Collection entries
>> START

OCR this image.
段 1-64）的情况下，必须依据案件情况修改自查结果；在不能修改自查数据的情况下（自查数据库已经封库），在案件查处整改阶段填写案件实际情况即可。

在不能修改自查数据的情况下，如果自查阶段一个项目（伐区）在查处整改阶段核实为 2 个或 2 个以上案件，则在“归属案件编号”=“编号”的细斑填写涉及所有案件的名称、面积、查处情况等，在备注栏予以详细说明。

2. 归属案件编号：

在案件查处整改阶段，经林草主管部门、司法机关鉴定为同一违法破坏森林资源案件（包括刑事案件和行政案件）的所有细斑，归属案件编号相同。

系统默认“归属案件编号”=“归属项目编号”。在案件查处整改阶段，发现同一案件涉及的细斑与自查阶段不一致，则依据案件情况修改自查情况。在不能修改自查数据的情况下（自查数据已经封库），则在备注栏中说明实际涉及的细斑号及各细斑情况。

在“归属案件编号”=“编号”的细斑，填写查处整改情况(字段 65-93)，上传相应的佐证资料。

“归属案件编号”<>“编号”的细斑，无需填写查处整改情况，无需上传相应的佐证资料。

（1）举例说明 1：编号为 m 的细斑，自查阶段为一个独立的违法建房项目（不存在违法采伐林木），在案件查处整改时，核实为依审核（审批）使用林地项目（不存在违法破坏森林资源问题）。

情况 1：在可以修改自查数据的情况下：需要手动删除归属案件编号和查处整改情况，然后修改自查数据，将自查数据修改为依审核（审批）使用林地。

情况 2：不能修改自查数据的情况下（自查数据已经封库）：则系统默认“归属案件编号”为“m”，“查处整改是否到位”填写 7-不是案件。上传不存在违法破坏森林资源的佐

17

>> END

Go through the records and gather the lines that hold "自查数据已经封库".

系统默认“归属案件编号”=“归属项目编号”。在案件查处整改阶段，发现同一案件涉及的细斑与自查阶段不一致，则依据案件情况修改自查情况。在不能修改自查数据的情况下（自查数据已经封库），则在备注栏中说明实际涉及的细斑号及各细斑情况。
情况 2：不能修改自查数据的情况下（自查数据已经封库）：则系统默认“归属案件编号”为“m”，“查处整改是否到位”填写 7-不是案件。上传不存在违法破坏森林资源的佐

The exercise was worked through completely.